Figure contents as structured data:
--- --- ---

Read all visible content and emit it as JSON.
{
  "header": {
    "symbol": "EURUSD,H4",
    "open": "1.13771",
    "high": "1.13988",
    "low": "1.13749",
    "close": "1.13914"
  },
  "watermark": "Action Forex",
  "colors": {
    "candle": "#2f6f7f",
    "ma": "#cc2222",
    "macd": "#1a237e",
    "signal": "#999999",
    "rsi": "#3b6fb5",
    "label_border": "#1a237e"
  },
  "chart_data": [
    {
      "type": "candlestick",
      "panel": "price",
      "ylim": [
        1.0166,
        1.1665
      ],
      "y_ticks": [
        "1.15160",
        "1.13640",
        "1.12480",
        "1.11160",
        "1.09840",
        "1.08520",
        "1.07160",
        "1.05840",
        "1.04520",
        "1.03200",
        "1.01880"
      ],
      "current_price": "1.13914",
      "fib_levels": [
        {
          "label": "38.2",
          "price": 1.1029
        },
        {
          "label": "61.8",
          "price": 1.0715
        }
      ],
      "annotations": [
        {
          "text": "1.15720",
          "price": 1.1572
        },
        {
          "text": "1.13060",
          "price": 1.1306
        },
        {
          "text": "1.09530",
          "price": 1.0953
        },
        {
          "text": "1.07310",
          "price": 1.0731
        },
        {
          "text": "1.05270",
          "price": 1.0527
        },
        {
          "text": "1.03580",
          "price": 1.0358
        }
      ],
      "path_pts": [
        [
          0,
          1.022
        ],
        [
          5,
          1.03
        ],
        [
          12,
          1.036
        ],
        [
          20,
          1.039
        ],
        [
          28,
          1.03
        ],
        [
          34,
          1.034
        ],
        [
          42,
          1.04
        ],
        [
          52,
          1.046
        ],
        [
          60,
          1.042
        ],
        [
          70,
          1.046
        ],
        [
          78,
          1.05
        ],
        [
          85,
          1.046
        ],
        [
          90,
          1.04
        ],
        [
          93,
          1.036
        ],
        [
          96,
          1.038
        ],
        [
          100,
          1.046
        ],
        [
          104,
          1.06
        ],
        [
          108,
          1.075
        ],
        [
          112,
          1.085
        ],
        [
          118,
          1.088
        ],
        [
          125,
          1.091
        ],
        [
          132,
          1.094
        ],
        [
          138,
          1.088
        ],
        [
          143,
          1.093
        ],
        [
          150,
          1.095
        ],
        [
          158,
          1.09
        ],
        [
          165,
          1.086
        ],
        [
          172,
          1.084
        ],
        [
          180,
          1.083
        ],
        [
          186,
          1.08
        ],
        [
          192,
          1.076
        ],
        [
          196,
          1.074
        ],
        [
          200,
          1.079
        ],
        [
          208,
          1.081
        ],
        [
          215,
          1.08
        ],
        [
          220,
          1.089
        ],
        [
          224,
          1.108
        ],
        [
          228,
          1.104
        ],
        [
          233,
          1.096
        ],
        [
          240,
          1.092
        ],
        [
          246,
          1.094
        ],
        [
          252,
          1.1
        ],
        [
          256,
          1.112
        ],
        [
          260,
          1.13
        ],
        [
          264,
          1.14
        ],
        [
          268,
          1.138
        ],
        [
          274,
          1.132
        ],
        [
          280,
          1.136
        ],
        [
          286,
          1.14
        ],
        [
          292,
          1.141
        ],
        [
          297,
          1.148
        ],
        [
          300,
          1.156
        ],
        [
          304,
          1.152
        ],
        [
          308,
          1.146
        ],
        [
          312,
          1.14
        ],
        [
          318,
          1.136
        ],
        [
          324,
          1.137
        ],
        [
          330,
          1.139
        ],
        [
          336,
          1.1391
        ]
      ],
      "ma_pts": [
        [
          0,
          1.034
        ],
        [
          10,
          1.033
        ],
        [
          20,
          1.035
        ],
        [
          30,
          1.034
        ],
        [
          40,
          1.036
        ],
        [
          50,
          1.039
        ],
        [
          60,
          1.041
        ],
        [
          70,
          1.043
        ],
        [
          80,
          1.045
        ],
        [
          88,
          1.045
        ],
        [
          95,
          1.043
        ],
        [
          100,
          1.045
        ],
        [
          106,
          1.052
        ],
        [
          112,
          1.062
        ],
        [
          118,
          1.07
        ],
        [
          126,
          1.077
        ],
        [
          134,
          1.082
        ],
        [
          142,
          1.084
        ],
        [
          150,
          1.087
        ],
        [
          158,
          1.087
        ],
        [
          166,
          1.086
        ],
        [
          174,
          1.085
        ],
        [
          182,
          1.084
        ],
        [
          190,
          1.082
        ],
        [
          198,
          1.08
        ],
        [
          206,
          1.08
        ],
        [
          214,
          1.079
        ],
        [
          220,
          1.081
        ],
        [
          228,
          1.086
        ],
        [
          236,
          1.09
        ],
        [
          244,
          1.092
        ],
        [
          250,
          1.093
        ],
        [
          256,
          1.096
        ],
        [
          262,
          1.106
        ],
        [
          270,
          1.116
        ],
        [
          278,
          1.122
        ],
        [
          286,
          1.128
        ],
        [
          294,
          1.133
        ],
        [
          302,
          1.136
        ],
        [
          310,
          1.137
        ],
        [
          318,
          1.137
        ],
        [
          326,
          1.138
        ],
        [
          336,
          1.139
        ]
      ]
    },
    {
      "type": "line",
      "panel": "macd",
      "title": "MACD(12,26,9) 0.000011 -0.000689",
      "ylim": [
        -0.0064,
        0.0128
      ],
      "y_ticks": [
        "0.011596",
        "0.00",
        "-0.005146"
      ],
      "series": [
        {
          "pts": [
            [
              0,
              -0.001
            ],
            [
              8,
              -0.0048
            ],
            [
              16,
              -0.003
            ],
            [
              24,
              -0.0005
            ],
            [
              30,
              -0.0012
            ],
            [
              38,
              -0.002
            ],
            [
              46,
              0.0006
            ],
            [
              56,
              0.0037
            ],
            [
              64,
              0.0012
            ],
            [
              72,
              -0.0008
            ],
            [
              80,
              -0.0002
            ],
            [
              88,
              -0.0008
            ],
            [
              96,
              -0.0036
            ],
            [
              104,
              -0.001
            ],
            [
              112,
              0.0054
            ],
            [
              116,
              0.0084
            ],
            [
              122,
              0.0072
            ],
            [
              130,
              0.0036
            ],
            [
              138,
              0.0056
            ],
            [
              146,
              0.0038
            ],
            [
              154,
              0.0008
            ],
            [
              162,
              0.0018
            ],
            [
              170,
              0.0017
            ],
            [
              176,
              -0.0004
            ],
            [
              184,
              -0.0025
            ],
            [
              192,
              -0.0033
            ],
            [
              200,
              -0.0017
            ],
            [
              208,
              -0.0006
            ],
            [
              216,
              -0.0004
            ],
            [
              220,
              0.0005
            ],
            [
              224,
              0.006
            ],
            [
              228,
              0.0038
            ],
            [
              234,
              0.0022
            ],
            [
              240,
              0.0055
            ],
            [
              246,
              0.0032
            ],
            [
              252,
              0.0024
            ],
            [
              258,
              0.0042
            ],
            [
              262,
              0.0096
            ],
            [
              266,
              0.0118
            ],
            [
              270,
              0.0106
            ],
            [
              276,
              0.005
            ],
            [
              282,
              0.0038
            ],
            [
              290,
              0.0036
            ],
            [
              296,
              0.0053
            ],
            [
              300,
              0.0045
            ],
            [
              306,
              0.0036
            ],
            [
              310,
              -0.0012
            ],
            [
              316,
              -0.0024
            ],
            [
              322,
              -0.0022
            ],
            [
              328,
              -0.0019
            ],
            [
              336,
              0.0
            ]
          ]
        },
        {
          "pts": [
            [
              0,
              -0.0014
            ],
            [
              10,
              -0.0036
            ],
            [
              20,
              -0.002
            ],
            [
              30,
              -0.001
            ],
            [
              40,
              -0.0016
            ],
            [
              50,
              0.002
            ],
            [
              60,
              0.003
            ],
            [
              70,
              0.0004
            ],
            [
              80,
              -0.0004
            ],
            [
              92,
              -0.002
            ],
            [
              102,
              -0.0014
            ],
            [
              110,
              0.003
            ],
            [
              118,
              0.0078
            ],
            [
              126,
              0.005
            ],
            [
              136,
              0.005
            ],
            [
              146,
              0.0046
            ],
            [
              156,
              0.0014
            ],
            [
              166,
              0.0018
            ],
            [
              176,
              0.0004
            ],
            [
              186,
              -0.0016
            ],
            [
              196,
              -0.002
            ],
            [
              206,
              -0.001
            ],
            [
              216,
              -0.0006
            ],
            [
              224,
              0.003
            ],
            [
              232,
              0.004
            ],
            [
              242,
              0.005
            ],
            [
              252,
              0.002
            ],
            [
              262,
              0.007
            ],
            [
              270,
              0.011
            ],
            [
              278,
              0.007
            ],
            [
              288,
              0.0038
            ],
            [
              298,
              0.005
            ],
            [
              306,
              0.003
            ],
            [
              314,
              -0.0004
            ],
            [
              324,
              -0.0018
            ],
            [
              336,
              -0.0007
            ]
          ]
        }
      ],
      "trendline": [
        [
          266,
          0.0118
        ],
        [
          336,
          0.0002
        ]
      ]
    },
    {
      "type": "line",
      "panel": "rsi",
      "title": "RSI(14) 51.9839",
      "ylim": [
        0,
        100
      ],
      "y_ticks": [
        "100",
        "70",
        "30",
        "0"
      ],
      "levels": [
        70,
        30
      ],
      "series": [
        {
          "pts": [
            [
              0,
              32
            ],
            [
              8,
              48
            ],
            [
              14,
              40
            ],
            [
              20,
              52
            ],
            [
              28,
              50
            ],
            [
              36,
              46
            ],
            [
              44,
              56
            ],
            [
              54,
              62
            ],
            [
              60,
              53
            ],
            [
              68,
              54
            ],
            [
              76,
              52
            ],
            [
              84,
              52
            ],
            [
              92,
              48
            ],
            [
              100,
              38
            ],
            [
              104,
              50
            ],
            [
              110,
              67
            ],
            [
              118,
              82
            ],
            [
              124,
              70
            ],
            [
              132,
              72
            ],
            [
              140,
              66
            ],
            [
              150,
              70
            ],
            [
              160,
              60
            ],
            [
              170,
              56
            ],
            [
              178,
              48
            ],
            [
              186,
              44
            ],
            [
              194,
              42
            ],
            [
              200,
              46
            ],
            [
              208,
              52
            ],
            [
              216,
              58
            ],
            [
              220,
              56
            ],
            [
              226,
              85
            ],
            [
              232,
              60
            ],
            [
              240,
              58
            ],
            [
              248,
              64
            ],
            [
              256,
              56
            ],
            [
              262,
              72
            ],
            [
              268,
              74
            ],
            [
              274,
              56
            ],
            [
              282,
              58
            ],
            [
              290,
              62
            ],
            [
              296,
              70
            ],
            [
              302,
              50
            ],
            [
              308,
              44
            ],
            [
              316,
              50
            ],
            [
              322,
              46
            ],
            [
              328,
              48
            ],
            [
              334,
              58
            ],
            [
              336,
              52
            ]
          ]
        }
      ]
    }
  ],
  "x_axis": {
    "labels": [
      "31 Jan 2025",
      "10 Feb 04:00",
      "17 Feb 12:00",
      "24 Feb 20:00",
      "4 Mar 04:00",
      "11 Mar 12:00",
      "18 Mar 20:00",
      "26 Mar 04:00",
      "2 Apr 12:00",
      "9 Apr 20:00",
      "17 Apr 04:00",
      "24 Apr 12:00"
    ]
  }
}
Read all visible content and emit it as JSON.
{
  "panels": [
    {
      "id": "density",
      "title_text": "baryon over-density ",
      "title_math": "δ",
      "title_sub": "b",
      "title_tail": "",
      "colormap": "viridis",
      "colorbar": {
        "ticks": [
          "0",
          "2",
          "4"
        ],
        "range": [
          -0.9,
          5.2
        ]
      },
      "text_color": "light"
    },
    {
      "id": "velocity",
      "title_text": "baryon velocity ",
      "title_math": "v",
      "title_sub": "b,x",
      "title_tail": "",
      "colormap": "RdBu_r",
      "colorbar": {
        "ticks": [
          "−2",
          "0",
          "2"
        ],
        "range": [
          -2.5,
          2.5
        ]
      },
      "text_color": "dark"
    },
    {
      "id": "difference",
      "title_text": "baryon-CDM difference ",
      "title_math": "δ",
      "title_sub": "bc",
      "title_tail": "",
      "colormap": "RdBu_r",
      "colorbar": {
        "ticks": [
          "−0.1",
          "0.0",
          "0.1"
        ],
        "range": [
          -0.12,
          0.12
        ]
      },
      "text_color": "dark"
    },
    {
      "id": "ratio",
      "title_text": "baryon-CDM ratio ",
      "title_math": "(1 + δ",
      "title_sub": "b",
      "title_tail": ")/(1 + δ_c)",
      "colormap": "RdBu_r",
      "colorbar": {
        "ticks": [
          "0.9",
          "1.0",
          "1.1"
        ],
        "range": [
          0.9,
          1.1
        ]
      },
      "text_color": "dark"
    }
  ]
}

--- --- ---

▶ **Work to complete**
Reply with one number only: the count of lines in the entries that contain "baryon".

▶ **Task output**
4